-- START OF PROVIDED RECORDS --
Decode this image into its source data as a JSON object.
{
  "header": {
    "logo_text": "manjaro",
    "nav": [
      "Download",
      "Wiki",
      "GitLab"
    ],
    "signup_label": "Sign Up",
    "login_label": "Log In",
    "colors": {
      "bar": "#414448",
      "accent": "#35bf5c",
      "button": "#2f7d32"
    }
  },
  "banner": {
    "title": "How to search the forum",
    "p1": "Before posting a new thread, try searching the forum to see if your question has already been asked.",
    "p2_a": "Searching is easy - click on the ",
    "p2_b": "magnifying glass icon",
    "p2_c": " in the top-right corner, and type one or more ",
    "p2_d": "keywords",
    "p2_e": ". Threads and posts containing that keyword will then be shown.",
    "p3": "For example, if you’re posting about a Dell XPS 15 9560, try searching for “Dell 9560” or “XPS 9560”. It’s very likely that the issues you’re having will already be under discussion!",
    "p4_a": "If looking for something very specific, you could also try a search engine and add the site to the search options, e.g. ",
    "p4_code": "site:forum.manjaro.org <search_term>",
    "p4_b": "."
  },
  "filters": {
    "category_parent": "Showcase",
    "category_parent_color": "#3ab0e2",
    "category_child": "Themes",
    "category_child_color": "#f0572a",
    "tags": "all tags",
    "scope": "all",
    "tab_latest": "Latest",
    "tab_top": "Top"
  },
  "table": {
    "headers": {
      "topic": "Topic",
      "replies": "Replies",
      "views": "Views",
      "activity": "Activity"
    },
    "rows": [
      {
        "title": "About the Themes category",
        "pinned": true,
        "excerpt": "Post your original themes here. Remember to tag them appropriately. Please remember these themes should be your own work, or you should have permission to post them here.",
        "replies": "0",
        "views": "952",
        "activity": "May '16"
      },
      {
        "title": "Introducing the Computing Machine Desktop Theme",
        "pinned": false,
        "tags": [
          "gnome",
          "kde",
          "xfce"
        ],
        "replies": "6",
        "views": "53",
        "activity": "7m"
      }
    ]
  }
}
-- END OF PROVIDED RECORDS --
> TASK INSTRUCTIONS:
Output all records verbatim.

> WRITTEN REPLY:
Decode this image into its source data as a JSON object.
{
  "header": {
    "logo_text": "manjaro",
    "nav": [
      "Download",
      "Wiki",
      "GitLab"
    ],
    "signup_label": "Sign Up",
    "login_label": "Log In",
    "colors": {
      "bar": "#414448",
      "accent": "#35bf5c",
      "button": "#2f7d32"
    }
  },
  "banner": {
    "title": "How to search the forum",
    "p1": "Before posting a new thread, try searching the forum to see if your question has already been asked.",
    "p2_a": "Searching is easy - click on the ",
    "p2_b": "magnifying glass icon",
    "p2_c": " in the top-right corner, and type one or more ",
    "p2_d": "keywords",
    "p2_e": ". Threads and posts containing that keyword will then be shown.",
    "p3": "For example, if you’re posting about a Dell XPS 15 9560, try searching for “Dell 9560” or “XPS 9560”. It’s very likely that the issues you’re having will already be under discussion!",
    "p4_a": "If looking for something very specific, you could also try a search engine and add the site to the search options, e.g. ",
    "p4_code": "site:forum.manjaro.org <search_term>",
    "p4_b": "."
  },
  "filters": {
    "category_parent": "Showcase",
    "category_parent_color": "#3ab0e2",
    "category_child": "Themes",
    "category_child_color": "#f0572a",
    "tags": "all tags",
    "scope": "all",
    "tab_latest": "Latest",
    "tab_top": "Top"
  },
  "table": {
    "headers": {
      "topic": "Topic",
      "replies": "Replies",
      "views": "Views",
      "activity": "Activity"
    },
    "rows": [
      {
        "title": "About the Themes category",
        "pinned": true,
        "excerpt": "Post your original themes here. Remember to tag them appropriately. Please remember these themes should be your own work, or you should have permission to post them here.",
        "replies": "0",
        "views": "952",
        "activity": "May '16"
      },
      {
        "title": "Introducing the Computing Machine Desktop Theme",
        "pinned": false,
        "tags": [
          "gnome",
          "kde",
          "xfce"
        ],
        "replies": "6",
        "views": "53",
        "activity": "7m"
      }
    ]
  }
}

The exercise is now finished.